**PROBLEM DESCRIPTION:** Keep only the lines of the data below that contain "subgenres", and copy them.

--- RECORDS SUPPLIED ---

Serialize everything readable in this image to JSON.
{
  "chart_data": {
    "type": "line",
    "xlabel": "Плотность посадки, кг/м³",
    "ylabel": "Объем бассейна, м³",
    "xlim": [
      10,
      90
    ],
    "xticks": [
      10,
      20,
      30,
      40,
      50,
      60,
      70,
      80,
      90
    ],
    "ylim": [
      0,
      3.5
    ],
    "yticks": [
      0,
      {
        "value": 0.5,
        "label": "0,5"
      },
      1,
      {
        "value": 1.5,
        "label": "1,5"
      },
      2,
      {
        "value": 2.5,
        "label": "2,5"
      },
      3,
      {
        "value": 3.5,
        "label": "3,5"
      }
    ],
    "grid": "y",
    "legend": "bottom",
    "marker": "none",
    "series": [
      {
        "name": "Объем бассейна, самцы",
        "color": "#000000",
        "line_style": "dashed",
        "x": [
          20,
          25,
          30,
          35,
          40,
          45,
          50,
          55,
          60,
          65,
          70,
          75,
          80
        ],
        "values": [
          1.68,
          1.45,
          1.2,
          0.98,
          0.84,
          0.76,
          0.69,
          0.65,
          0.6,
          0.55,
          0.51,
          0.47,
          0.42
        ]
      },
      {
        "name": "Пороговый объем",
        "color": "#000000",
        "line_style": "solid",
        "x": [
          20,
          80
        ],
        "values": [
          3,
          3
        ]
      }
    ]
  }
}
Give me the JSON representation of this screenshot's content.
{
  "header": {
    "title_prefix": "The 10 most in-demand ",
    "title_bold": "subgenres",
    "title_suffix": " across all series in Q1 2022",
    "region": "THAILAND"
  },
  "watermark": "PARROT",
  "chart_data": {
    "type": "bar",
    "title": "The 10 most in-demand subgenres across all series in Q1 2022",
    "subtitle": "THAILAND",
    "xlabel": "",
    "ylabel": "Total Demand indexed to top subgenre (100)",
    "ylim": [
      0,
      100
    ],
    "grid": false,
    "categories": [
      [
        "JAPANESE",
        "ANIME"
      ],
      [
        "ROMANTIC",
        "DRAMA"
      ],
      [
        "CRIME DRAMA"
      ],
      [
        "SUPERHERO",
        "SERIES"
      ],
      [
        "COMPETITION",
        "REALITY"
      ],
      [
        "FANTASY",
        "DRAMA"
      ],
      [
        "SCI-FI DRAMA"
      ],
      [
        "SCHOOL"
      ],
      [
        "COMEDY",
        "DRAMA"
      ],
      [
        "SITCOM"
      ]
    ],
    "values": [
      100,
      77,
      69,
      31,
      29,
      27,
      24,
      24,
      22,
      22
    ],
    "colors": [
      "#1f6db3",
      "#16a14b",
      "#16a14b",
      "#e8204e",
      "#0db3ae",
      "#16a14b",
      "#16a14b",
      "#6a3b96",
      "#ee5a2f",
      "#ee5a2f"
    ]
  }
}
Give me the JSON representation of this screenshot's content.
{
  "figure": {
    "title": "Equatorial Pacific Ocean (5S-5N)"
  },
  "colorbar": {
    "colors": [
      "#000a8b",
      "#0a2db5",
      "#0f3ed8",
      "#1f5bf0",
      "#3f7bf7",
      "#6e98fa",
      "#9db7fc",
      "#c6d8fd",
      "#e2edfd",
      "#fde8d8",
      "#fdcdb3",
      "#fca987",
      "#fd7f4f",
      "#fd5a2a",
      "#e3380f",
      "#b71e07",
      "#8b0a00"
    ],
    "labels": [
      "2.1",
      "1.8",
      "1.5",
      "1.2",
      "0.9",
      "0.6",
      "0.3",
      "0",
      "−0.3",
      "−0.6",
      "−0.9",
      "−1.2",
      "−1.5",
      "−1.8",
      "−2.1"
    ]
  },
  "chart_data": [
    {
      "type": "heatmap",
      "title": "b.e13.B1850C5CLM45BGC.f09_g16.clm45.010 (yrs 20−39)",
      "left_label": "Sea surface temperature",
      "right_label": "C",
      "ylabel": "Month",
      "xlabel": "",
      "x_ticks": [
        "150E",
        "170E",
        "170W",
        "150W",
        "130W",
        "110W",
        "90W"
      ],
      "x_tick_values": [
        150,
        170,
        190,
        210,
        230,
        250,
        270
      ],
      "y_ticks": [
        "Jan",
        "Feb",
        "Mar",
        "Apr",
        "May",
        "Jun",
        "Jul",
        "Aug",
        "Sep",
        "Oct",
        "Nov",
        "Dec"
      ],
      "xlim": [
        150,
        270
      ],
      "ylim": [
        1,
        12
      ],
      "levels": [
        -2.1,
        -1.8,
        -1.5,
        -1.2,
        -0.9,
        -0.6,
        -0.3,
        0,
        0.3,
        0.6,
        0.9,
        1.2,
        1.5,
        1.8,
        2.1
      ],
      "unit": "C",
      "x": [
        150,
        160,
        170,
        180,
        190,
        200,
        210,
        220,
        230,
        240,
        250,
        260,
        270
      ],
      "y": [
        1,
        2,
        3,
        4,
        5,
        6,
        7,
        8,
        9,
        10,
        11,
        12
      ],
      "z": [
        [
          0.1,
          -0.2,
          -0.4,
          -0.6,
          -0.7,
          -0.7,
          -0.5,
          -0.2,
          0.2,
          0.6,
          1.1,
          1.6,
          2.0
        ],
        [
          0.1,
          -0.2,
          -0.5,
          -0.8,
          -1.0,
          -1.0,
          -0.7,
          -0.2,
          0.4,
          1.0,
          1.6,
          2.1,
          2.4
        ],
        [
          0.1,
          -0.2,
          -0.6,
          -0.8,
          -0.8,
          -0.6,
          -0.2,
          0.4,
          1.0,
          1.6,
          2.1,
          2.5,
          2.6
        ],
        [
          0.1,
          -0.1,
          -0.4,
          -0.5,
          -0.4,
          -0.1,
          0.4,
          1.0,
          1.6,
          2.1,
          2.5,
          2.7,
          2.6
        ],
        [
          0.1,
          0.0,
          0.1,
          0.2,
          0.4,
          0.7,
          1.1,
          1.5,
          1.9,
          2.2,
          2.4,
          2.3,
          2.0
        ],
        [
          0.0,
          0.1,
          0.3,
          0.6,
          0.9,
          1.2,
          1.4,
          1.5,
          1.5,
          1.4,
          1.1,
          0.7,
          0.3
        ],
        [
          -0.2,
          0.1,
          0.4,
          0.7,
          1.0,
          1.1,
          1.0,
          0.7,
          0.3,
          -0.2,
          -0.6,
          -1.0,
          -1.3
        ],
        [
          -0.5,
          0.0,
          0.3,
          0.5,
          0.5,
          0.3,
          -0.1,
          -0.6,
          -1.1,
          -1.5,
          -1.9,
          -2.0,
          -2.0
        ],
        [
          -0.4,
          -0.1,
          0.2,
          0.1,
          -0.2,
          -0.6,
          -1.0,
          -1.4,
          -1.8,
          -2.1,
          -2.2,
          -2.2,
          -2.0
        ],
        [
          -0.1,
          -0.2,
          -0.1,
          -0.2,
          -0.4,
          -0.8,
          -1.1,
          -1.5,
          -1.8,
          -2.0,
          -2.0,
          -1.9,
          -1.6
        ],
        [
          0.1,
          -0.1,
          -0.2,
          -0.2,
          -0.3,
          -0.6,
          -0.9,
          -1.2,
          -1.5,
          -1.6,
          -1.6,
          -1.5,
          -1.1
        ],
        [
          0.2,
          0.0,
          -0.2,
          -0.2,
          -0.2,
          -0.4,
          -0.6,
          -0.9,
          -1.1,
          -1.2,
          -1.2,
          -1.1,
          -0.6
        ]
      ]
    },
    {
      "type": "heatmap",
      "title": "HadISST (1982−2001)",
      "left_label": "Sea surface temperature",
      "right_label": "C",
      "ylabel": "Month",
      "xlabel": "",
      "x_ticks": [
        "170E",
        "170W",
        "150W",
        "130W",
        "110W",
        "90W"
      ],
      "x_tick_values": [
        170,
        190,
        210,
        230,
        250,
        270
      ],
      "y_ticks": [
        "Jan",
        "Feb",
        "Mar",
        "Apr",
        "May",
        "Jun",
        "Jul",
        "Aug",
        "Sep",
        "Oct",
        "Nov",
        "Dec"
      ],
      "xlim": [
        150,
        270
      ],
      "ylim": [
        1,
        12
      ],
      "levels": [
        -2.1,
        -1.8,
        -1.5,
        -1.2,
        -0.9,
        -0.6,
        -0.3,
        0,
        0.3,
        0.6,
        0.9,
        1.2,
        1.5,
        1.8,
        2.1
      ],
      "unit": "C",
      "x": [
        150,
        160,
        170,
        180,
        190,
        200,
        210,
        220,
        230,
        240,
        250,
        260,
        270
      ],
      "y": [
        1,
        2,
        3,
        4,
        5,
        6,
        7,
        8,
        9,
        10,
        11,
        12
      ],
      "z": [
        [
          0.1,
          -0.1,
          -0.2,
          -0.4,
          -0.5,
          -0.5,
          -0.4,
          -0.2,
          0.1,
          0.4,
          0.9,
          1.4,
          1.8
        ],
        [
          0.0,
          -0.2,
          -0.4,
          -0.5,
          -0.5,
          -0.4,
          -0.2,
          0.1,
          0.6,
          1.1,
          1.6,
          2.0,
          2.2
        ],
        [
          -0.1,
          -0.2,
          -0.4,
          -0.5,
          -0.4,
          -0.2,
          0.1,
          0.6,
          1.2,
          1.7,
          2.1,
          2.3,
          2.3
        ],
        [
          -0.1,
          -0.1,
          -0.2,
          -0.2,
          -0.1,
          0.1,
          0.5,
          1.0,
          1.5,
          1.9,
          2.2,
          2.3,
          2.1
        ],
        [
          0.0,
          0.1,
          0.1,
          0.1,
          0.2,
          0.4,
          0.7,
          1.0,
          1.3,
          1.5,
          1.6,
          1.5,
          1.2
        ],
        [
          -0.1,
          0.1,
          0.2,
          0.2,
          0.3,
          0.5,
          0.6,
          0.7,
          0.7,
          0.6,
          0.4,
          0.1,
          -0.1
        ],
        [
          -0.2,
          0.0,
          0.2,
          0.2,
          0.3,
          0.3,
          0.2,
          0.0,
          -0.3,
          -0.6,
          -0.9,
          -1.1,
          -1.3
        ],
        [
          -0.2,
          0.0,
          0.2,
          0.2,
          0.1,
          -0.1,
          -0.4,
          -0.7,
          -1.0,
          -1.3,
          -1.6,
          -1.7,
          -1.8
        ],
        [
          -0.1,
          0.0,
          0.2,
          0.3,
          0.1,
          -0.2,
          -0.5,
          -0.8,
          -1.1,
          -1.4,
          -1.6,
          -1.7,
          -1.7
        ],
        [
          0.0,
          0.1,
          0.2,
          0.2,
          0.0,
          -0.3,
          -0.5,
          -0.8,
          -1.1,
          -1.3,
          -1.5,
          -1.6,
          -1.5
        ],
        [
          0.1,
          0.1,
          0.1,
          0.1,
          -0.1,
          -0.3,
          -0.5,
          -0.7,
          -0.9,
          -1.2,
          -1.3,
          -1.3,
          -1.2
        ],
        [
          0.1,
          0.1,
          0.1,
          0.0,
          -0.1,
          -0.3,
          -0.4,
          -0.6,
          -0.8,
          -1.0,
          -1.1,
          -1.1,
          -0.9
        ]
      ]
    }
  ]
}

---

**WRITTEN ANSWER:**
    "title_bold": "subgenres",
    "title": "The 10 most in-demand subgenres across all series in Q1 2022",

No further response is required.